━━━ SELECTED TEXT

Improved explanation about loadbalancer rules and added hint about re-labeling nodes
diff --git a/README.md b/README.md
index 4932fc6..02dc995 100644
--- a/README.md
+++ b/README.md
@@ -9,7 +9,7 @@
 
 Based on the old Cloudstack provider in Kubernetes that will be removed soon.
 
-## Differences
+## Migration
 
 There are several notable differences from the old cloud provider that need to be taken into
 account when migrating to the standalone provider.
@@ -17,9 +17,12 @@
 ### Load Balancer
 
 Load balancer rule names now include the protocol as well as the LB name and service port.
-This was added with full support for udp and tcp-proxy protocols to distinguish otherwise conflicting names.
+This was added to distinguish tcp, udp and tcp-proxy service operating on the same port.
+Without this change, it would not be possible to map, for example, a service that runs on both TCP and UDP port 8000.
 
-If you have existing rules, they need to be removed manually after deploying new ones.

━━━━━━
━━━ PROVIDED RECORDS

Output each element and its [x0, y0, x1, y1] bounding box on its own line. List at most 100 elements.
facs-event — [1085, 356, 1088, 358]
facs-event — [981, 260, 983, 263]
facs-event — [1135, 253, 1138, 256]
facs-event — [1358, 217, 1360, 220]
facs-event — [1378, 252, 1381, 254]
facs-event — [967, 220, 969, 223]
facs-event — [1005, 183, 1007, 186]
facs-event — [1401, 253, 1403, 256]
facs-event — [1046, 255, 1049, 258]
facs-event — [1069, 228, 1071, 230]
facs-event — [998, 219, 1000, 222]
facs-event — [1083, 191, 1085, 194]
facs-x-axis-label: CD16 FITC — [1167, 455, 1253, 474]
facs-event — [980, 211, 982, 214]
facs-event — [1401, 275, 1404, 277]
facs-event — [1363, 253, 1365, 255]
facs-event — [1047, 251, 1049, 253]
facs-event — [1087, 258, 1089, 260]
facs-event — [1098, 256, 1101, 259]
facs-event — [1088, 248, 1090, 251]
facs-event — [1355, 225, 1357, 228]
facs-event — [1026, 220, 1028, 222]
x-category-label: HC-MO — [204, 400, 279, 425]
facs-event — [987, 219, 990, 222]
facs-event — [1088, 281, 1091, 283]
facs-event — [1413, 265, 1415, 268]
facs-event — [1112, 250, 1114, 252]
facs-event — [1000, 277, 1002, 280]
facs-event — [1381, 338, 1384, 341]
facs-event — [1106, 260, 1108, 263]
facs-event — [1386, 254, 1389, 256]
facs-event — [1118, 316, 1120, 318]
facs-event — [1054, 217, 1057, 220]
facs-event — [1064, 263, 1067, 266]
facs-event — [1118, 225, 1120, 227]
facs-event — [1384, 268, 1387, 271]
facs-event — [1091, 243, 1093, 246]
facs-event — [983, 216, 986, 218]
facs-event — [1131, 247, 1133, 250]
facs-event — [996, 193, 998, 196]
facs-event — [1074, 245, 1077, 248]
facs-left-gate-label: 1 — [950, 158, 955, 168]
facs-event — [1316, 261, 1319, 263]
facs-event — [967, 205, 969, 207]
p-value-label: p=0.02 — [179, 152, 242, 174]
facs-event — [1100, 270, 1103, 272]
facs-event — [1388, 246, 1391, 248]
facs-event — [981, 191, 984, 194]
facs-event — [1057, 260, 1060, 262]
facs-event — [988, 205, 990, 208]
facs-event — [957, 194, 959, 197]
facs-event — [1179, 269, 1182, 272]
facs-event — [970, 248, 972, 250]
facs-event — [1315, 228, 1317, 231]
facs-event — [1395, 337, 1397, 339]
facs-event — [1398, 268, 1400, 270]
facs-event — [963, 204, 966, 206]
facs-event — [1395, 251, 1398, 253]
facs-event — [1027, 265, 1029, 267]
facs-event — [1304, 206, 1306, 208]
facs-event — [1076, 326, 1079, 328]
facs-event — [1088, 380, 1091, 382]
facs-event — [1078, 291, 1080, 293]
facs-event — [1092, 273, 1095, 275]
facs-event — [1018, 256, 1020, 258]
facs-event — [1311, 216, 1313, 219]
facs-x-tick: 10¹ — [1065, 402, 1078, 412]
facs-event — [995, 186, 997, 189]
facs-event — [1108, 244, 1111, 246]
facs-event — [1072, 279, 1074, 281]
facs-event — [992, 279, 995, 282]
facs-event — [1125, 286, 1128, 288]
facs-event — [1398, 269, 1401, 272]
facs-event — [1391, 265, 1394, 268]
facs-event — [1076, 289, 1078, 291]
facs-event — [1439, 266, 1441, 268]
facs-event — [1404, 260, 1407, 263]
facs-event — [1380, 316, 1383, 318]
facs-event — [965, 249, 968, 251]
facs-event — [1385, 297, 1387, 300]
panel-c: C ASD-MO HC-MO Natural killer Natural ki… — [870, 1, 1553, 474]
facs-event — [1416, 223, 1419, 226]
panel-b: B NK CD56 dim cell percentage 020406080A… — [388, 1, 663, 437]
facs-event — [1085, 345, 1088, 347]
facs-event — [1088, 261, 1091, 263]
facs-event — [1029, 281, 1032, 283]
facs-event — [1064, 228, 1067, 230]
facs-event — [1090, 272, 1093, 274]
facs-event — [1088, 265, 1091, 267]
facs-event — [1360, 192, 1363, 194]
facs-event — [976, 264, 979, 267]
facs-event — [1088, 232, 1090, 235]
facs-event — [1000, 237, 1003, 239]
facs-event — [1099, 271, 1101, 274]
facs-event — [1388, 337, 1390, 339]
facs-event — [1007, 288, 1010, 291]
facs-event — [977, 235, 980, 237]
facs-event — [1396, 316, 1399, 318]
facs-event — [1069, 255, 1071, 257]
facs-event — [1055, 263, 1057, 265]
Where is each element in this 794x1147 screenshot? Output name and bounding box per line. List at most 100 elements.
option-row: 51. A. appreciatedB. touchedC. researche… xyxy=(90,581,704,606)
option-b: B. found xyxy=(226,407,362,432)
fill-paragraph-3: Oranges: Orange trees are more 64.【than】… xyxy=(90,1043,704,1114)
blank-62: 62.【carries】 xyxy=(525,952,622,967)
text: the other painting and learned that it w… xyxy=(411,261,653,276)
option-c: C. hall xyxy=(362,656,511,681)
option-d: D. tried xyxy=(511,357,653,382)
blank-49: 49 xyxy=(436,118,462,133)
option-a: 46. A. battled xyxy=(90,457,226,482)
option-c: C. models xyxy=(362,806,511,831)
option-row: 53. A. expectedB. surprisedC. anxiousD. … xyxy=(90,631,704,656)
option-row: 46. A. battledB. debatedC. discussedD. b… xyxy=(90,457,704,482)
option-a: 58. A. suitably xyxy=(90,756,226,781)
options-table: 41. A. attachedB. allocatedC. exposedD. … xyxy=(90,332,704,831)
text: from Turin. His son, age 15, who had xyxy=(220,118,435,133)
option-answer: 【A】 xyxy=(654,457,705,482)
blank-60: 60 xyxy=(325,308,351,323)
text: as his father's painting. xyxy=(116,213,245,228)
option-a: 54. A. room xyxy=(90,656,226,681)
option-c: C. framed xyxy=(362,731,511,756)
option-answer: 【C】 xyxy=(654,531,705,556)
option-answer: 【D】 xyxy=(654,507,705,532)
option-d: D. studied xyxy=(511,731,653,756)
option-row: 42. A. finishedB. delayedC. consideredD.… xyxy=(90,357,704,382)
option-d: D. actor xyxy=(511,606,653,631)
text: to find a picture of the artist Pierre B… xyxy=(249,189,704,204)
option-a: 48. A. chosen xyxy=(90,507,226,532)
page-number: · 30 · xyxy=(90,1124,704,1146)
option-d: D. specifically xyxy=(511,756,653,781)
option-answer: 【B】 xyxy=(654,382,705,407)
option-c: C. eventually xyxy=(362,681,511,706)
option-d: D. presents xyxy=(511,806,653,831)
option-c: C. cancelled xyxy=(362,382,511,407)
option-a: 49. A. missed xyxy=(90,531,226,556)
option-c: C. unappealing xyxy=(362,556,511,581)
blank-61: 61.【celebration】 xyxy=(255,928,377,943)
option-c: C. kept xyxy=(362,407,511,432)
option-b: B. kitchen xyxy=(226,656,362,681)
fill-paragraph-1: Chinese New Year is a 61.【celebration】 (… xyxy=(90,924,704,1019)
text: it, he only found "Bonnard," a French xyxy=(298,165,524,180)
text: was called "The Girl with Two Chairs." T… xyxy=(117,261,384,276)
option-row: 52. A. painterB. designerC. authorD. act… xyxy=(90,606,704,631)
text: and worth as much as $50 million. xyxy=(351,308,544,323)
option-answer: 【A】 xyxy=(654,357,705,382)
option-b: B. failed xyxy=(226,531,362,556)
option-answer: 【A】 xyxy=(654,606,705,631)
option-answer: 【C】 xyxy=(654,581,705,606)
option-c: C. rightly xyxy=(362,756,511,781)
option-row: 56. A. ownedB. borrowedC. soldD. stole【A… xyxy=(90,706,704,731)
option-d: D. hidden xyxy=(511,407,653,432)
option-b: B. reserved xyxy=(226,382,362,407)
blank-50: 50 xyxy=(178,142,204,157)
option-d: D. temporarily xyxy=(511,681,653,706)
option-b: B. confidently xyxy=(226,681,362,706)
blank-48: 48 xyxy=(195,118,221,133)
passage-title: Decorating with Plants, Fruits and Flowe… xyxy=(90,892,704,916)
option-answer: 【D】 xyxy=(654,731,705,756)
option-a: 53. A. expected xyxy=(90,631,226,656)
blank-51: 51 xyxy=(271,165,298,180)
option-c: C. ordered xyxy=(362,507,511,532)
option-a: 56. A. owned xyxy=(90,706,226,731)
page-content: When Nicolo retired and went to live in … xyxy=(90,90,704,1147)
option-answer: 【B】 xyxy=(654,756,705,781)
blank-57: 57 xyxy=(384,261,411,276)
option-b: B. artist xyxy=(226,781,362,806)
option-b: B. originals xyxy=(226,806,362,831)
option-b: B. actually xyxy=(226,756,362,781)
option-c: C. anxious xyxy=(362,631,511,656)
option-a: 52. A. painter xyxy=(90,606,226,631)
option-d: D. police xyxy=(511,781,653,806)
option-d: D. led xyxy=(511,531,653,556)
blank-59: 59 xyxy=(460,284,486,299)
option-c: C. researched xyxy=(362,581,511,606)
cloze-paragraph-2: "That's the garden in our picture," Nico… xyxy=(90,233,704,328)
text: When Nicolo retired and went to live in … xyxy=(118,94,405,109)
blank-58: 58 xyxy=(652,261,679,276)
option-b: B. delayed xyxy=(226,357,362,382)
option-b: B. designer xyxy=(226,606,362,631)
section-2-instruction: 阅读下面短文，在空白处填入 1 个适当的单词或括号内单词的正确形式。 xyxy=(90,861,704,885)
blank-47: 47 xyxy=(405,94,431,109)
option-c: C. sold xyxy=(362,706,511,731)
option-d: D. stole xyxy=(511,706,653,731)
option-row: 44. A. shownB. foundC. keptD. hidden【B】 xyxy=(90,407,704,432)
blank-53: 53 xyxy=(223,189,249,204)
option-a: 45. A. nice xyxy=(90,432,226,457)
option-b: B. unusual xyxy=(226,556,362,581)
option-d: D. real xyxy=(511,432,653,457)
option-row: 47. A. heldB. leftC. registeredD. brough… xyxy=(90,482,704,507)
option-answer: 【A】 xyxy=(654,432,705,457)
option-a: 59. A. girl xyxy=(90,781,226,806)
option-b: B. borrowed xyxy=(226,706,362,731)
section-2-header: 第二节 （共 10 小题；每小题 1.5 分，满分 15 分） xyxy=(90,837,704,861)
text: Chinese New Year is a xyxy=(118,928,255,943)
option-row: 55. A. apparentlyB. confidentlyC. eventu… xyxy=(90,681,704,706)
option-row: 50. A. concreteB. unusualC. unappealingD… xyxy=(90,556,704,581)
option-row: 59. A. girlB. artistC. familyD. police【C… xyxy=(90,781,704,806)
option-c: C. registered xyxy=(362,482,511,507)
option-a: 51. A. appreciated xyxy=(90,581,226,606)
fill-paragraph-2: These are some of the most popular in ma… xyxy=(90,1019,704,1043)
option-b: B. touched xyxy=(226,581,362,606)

━━━━━━

PROBLEM A: Can you quote the README diff word for word, starting at "Based on the" and ending at "the same port."?
PROBLEM B: According to the README diff, what do load balancer rule names now include?

EXERCISE OUTPUT A:
Based on the old Cloudstack provider in Kubernetes that will be removed soon.
 
-## Differences
+## Migration
 
 There are several notable differences from the old cloud provider that need to be taken into
 account when migrating to the standalone provider.
@@ -17,9 +17,12 @@
 ### Load Balancer
 
 Load balancer rule names now include the protocol as well as the LB name and service port.
-This was added with full support for udp and tcp-proxy protocols to distinguish otherwise conflicting names.
+This was added to distinguish tcp, udp and tcp-proxy service operating on the same port.

EXERCISE OUTPUT B:
- The protocol
- The LB name
- The service port